(Problem requirements): Copy everything in the data below exactly except the pictures.

⁂

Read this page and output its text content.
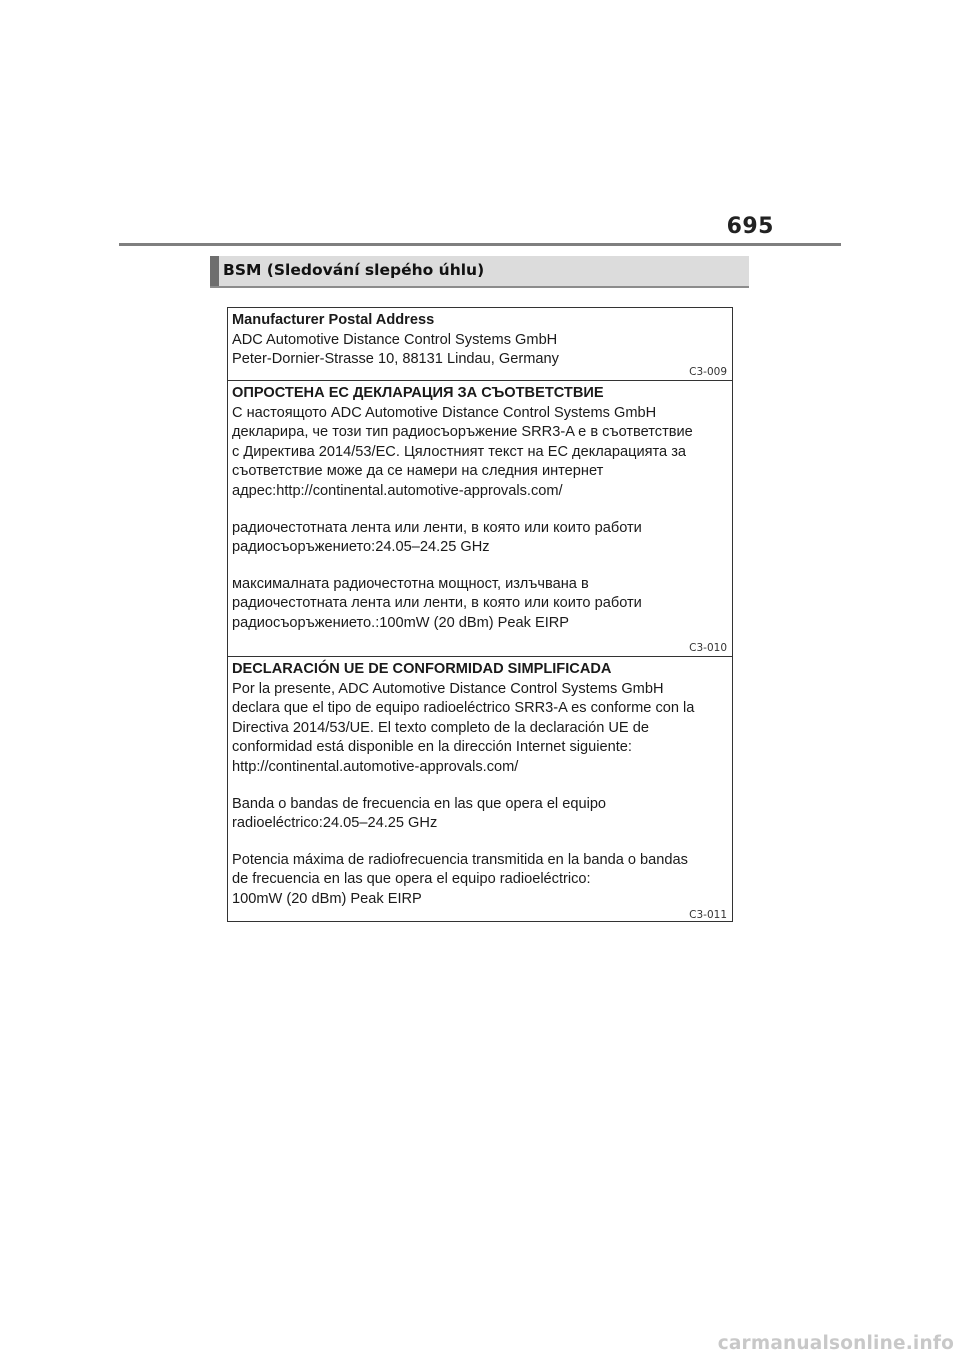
695
BSM (Sledování slepého úhlu)

Manufacturer Postal Address

ADC Automotive Distance Control Systems GmbH

Peter-Dornier-Strasse 10, 88131 Lindau, Germany

C3-009

ОПРОСТЕНА ЕС ДЕКЛАРАЦИЯ ЗА СЪОТВЕТСТВИЕ

С настоящото ADC Automotive Distance Control Systems GmbH

декларира, че този тип радиосъоръжение SRR3-A е в съответствие

с Директива 2014/53/ЕС. Цялостният текст на ЕС декларацията за

съответствие може да се намери на следния интернет

адрес:http://continental.automotive-approvals.com/

радиочестотната лента или ленти, в която или които работи

радиосъоръжението:24.05–24.25 GHz

максималната радиочестотна мощност, излъчвана в

радиочестотната лента или ленти, в която или които работи

радиосъоръжението.:100mW (20 dBm) Peak EIRP

C3-010

DECLARACIÓN UE DE CONFORMIDAD SIMPLIFICADA

Por la presente, ADC Automotive Distance Control Systems GmbH

declara que el tipo de equipo radioeléctrico SRR3-A es conforme con la

Directiva 2014/53/UE. El texto completo de la declaración UE de

conformidad está disponible en la dirección Internet siguiente:

http://continental.automotive-approvals.com/

Banda o bandas de frecuencia en las que opera el equipo

radioeléctrico:24.05–24.25 GHz

Potencia máxima de radiofrecuencia transmitida en la banda o bandas

de frecuencia en las que opera el equipo radioeléctrico:

100mW (20 dBm) Peak EIRP

C3-011
carmanualsonline.info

⁂

(Solution for this task):
Read this page and output its text content.
695
BSM (Sledování slepého úhlu)

Manufacturer Postal Address

ADC Automotive Distance Control Systems GmbH

Peter-Dornier-Strasse 10, 88131 Lindau, Germany

C3-009

ОПРОСТЕНА ЕС ДЕКЛАРАЦИЯ ЗА СЪОТВЕТСТВИЕ

С настоящото ADC Automotive Distance Control Systems GmbH

декларира, че този тип радиосъоръжение SRR3-A е в съответствие

с Директива 2014/53/ЕС. Цялостният текст на ЕС декларацията за

съответствие може да се намери на следния интернет

адрес:http://continental.automotive-approvals.com/

радиочестотната лента или ленти, в която или които работи

радиосъоръжението:24.05–24.25 GHz

максималната радиочестотна мощност, излъчвана в

радиочестотната лента или ленти, в която или които работи

радиосъоръжението.:100mW (20 dBm) Peak EIRP

C3-010

DECLARACIÓN UE DE CONFORMIDAD SIMPLIFICADA

Por la presente, ADC Automotive Distance Control Systems GmbH

declara que el tipo de equipo radioeléctrico SRR3-A es conforme con la

Directiva 2014/53/UE. El texto completo de la declaración UE de

conformidad está disponible en la dirección Internet siguiente:

http://continental.automotive-approvals.com/

Banda o bandas de frecuencia en las que opera el equipo

radioeléctrico:24.05–24.25 GHz

Potencia máxima de radiofrecuencia transmitida en la banda o bandas

de frecuencia en las que opera el equipo radioeléctrico:

100mW (20 dBm) Peak EIRP

C3-011
carmanualsonline.info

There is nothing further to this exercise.